▶ GIVEN DATA
----------
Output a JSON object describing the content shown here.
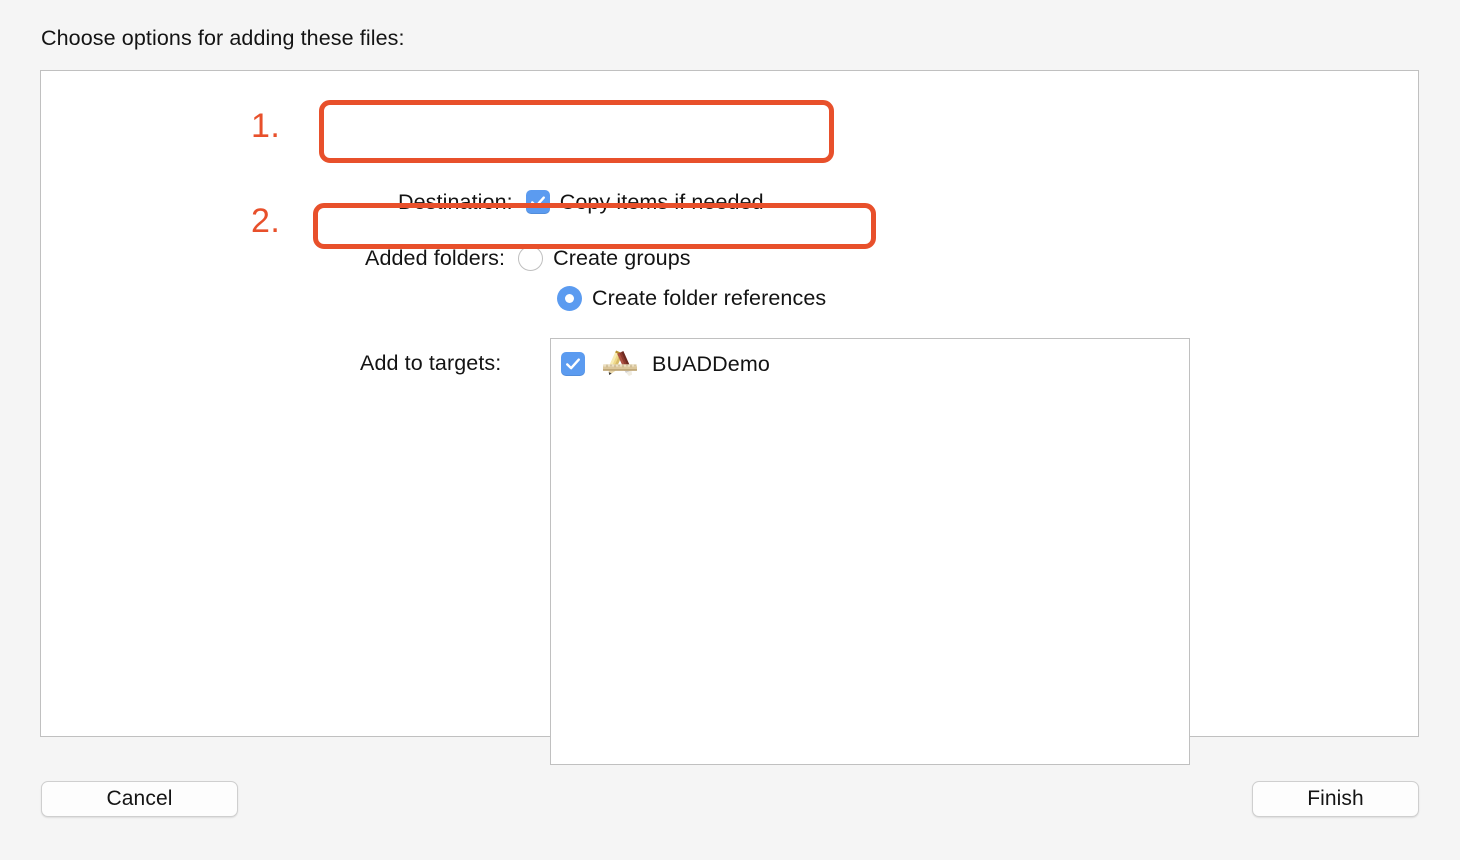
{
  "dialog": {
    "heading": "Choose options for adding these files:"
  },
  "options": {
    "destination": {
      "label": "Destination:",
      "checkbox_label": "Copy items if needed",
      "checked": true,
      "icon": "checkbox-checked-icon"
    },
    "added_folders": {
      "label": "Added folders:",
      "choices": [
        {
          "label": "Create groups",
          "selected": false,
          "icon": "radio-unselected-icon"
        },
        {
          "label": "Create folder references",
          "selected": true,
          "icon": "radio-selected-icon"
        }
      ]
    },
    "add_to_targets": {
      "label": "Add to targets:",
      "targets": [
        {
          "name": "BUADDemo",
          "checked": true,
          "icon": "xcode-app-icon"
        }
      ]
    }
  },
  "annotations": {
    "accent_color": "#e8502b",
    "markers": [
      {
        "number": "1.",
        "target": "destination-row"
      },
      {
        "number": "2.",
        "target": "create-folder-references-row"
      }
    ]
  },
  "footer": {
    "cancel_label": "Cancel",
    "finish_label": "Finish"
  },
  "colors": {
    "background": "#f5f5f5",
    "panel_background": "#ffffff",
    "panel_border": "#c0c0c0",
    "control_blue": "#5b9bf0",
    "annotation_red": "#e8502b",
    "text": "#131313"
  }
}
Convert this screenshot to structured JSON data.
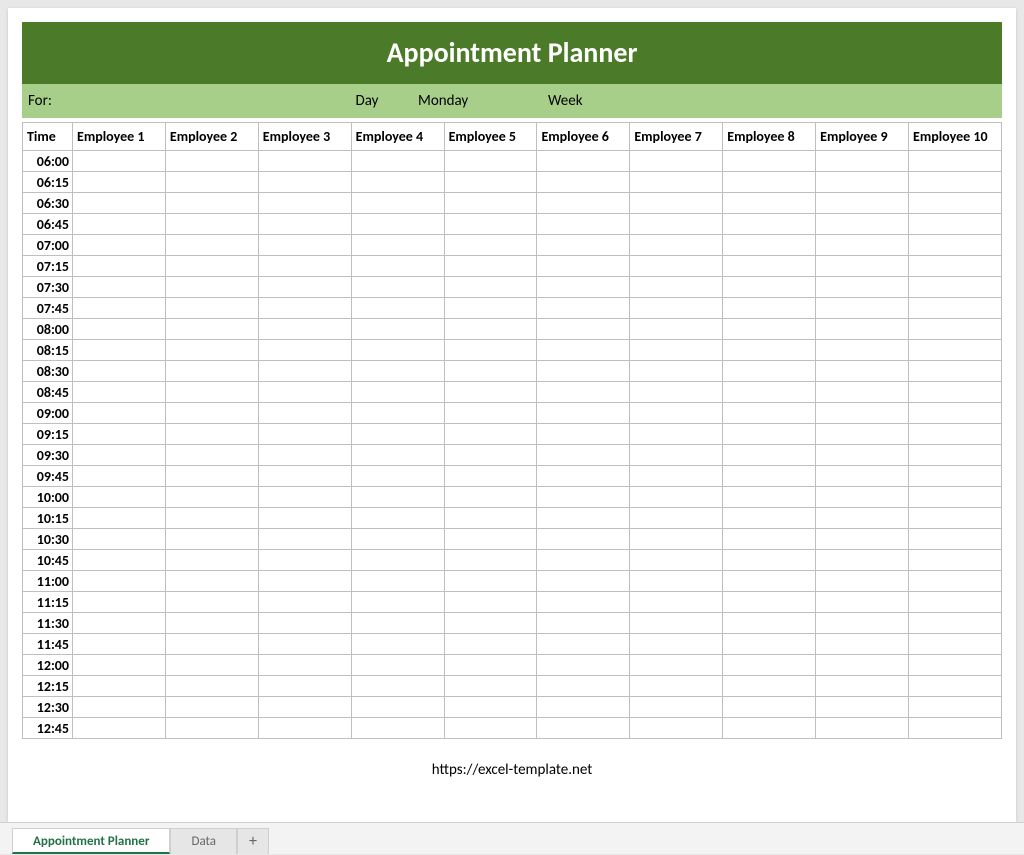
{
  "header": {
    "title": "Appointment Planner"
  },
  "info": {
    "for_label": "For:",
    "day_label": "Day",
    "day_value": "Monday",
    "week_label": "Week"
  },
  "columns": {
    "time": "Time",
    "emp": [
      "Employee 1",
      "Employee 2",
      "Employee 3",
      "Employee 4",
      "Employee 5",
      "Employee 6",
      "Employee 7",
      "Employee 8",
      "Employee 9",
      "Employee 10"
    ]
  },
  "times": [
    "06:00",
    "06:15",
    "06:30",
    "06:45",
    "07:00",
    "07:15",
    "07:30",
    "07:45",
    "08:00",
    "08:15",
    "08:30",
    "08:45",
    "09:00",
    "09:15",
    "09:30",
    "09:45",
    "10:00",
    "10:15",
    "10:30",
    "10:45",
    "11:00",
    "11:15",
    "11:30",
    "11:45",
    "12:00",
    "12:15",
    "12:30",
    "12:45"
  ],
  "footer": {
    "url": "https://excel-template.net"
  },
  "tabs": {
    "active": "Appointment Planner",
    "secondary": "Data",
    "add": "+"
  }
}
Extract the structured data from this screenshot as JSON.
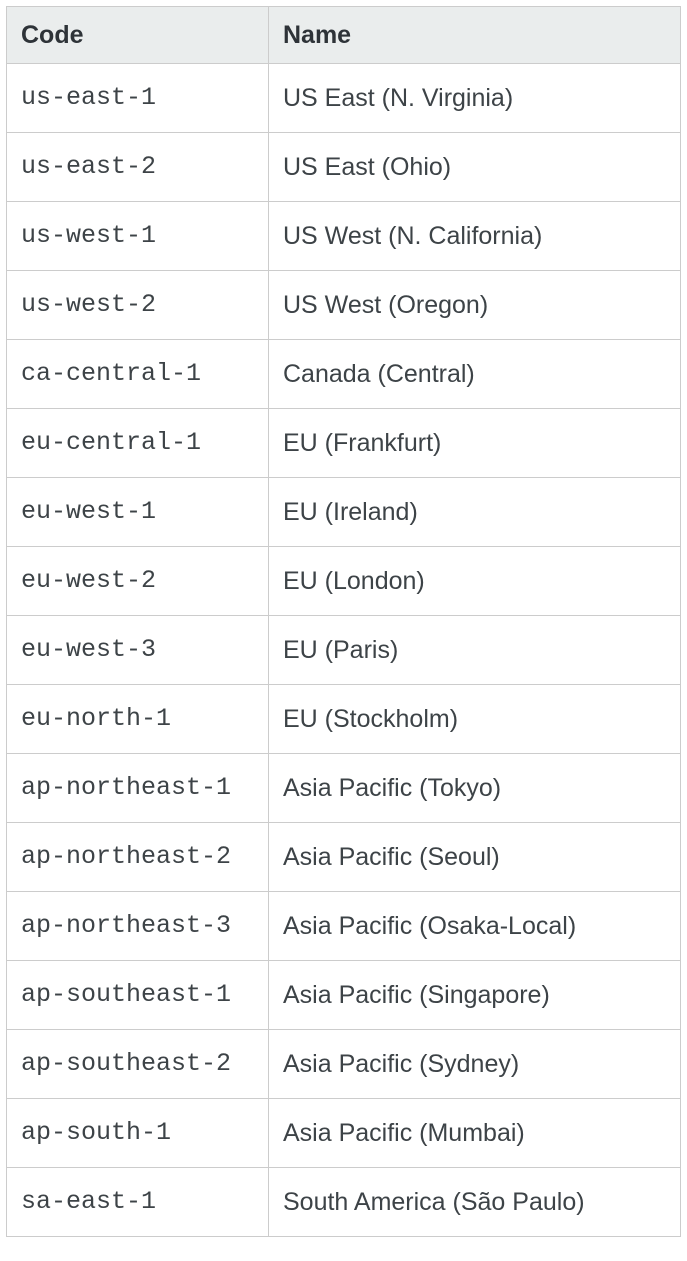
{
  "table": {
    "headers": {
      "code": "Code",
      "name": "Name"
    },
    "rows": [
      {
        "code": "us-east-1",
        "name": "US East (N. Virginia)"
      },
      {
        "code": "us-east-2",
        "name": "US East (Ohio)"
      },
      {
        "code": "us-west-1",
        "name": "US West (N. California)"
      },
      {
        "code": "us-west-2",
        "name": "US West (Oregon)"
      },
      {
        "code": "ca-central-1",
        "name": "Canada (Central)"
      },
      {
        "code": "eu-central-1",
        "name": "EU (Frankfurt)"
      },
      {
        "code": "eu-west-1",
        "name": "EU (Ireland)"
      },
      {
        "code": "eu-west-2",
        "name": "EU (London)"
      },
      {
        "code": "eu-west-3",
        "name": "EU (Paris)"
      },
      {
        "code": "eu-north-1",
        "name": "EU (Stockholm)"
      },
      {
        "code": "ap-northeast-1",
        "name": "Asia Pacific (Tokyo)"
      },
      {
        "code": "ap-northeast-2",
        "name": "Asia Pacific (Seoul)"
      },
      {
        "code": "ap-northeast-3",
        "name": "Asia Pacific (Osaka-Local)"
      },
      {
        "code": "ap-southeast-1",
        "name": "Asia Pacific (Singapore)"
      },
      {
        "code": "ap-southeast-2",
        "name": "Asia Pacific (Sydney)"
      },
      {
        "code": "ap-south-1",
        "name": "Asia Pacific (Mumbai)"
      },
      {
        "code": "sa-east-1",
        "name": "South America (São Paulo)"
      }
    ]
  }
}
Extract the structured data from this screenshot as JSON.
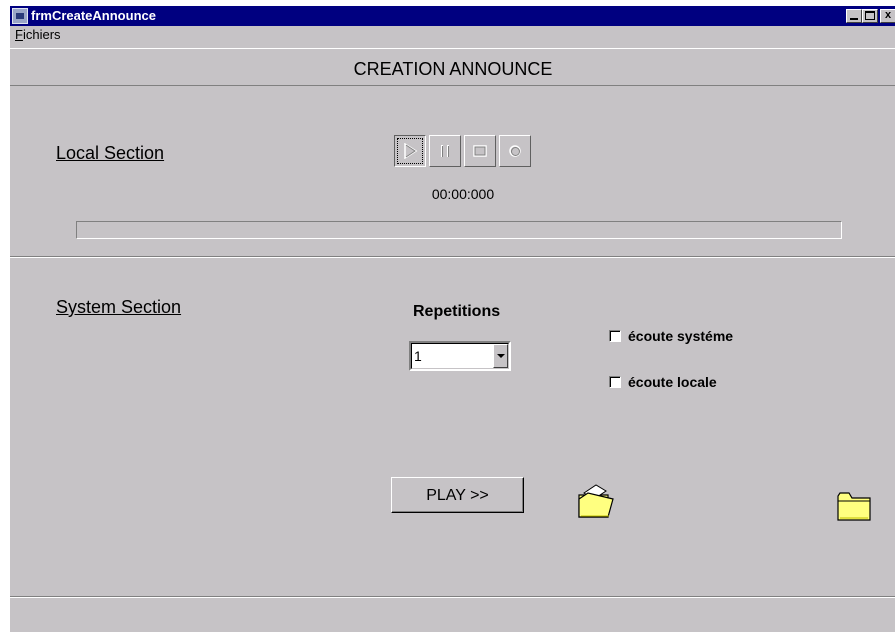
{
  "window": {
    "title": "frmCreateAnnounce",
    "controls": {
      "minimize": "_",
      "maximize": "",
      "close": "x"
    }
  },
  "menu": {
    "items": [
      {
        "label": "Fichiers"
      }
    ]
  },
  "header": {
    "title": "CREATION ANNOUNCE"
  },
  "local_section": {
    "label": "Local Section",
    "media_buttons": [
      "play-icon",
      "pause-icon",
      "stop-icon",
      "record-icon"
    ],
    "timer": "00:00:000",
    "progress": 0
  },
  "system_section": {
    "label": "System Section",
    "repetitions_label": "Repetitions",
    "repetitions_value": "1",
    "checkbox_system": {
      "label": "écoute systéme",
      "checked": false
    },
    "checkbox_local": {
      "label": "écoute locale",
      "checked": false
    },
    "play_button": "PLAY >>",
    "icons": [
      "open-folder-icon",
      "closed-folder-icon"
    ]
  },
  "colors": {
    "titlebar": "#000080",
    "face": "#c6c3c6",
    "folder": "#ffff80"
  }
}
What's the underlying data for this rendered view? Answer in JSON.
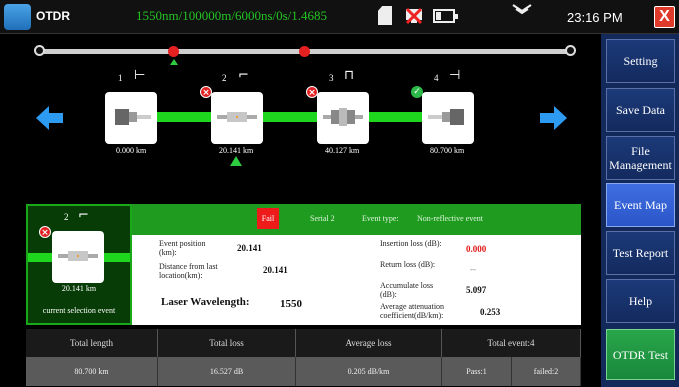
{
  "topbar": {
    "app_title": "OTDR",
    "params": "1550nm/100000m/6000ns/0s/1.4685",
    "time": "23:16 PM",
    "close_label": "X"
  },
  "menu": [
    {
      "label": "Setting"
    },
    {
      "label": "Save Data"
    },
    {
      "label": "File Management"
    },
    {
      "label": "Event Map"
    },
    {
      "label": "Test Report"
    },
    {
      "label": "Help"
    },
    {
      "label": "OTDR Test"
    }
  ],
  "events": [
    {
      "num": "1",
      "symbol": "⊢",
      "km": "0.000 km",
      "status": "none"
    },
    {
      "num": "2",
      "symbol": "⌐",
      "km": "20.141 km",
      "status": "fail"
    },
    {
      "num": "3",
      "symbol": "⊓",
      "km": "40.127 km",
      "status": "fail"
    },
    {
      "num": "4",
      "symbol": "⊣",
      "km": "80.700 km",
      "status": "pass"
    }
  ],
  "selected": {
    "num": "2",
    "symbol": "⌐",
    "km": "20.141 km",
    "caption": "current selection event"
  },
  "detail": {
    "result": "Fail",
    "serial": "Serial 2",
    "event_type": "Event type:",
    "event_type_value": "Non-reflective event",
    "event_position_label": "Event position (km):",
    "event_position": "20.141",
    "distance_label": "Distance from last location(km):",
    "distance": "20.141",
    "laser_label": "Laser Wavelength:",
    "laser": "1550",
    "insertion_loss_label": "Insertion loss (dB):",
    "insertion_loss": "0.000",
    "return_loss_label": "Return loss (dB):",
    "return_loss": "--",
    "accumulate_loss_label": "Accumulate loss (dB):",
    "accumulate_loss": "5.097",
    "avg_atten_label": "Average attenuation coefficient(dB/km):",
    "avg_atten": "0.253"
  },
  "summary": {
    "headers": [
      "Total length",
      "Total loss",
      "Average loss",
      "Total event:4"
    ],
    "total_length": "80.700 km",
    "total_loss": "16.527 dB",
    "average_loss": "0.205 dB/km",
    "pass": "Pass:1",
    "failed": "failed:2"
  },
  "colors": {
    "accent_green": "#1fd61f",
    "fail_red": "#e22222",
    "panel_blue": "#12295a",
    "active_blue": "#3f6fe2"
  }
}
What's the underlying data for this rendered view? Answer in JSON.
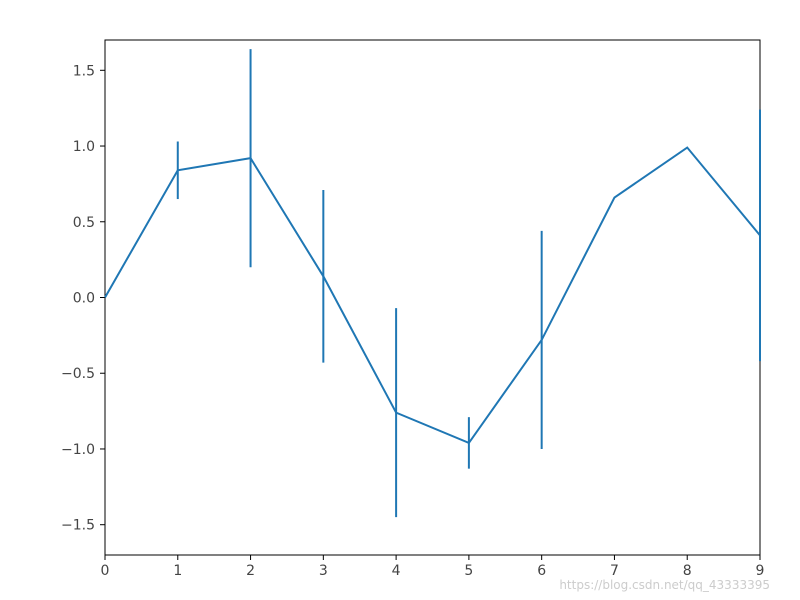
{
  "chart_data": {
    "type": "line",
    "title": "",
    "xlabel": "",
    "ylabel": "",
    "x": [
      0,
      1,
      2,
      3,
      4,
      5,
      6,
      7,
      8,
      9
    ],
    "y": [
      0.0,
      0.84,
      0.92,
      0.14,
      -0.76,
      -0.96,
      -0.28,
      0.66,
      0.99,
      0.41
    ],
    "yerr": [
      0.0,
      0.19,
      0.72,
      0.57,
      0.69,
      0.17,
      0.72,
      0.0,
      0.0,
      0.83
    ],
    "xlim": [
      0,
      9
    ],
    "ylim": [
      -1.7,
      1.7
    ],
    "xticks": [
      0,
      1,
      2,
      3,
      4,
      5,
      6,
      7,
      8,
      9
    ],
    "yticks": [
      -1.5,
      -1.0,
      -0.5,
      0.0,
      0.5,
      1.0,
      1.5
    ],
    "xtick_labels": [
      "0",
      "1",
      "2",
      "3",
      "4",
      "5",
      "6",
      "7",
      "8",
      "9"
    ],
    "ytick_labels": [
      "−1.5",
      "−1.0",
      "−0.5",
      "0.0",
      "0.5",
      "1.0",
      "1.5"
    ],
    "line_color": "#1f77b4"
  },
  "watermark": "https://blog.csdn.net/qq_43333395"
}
----------
▶ REQUIREMENT
Copy out every line from the records that has the word "écoute".

▶ RESULT OF THE TASK
      "label": "écoute systéme",
      "label": "écoute locale",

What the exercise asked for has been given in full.